#### [DATASET RECORDS]
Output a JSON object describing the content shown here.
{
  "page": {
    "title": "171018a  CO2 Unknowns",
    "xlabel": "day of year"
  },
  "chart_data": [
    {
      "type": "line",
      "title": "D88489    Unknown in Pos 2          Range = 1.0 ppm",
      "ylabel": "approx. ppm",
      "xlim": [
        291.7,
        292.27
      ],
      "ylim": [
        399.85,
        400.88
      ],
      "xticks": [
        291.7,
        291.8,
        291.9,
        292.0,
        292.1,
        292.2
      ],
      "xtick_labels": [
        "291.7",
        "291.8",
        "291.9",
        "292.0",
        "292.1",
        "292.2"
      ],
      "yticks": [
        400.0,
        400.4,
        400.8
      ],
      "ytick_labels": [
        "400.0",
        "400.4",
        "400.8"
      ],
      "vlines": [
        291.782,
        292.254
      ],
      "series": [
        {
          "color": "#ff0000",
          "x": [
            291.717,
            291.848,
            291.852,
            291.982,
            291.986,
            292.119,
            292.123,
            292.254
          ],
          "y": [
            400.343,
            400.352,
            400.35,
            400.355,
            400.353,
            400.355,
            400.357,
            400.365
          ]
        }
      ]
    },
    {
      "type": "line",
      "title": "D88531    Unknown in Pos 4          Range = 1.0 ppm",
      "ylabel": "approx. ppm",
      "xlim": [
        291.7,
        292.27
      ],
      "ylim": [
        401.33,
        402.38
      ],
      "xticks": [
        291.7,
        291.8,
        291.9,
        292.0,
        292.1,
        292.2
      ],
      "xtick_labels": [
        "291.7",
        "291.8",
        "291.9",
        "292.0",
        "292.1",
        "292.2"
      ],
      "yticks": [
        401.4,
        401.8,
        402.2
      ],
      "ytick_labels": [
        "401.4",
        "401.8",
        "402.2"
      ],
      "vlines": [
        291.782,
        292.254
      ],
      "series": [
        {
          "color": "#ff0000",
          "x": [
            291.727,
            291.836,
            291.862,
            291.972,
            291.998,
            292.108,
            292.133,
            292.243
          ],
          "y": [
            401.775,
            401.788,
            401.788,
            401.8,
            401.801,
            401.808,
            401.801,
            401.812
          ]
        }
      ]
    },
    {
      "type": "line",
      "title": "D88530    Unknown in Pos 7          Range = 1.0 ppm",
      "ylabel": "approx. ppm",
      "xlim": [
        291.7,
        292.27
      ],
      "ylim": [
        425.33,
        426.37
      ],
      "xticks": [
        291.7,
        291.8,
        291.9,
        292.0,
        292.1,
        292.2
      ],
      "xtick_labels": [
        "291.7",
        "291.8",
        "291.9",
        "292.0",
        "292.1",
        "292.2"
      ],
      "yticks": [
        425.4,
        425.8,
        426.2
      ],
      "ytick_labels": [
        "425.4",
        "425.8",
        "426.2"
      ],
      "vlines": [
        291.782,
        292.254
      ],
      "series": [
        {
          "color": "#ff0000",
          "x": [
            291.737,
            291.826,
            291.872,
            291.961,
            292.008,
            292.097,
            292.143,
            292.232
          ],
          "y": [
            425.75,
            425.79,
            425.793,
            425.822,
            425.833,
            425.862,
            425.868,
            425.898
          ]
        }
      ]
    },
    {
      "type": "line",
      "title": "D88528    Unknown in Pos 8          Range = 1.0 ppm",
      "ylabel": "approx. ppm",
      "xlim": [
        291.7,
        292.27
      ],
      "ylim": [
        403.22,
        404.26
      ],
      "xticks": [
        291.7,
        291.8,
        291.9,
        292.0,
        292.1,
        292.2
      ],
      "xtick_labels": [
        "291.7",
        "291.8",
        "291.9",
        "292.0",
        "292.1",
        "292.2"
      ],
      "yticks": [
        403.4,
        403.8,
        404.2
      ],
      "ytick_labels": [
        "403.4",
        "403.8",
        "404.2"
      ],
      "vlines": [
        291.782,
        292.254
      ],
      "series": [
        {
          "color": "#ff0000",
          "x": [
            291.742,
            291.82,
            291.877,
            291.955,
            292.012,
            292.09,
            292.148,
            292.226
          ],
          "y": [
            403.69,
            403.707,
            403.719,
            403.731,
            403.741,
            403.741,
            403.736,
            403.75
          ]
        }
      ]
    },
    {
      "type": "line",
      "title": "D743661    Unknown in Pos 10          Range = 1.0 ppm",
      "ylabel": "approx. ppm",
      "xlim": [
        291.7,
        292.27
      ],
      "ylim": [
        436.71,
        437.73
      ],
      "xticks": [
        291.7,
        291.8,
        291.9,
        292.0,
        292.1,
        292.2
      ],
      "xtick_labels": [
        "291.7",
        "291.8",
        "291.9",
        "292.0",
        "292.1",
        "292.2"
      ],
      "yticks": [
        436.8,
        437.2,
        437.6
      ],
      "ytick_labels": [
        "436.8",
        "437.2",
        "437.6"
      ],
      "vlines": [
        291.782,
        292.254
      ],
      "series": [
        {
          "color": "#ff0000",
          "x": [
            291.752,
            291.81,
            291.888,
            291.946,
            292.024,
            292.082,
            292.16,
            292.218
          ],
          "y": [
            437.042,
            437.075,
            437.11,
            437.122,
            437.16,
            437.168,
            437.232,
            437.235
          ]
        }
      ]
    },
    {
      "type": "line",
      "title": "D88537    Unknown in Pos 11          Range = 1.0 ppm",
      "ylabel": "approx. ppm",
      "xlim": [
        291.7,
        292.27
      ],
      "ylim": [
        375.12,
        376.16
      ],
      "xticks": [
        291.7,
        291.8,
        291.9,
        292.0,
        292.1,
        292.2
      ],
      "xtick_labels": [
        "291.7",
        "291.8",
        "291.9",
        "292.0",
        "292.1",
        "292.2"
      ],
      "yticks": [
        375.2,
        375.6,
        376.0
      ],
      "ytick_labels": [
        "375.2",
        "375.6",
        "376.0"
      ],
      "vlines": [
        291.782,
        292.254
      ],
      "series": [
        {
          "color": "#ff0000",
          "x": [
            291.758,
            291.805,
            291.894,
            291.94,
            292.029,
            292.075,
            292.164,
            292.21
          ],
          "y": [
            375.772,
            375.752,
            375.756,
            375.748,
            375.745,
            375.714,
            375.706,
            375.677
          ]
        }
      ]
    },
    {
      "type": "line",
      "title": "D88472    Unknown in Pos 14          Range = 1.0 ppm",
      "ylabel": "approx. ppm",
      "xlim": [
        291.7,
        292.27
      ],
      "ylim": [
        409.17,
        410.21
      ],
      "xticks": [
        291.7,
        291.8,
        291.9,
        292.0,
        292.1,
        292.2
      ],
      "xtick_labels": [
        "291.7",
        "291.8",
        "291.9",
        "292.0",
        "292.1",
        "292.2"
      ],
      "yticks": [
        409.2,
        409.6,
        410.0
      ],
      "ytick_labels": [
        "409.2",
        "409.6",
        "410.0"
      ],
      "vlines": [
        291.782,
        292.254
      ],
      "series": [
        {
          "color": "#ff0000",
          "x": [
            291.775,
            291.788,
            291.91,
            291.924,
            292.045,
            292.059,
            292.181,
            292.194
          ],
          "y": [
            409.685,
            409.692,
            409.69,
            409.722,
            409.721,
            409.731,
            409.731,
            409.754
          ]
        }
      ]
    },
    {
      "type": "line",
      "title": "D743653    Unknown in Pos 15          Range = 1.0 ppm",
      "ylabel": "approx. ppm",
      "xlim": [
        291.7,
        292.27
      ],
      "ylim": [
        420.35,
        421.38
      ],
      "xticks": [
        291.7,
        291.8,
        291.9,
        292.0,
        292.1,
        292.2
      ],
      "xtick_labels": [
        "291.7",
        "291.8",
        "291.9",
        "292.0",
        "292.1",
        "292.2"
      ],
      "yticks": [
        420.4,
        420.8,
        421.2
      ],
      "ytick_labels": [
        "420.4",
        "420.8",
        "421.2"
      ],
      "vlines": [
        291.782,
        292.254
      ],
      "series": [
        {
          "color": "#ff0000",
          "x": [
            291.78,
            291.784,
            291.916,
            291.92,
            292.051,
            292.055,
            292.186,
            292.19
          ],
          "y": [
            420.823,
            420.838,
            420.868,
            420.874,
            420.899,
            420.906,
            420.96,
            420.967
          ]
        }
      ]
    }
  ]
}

#### [DIRECTIVE]
Look through the material and say how many lines hold "title". Give the number only.

#### [RESPONSE]
9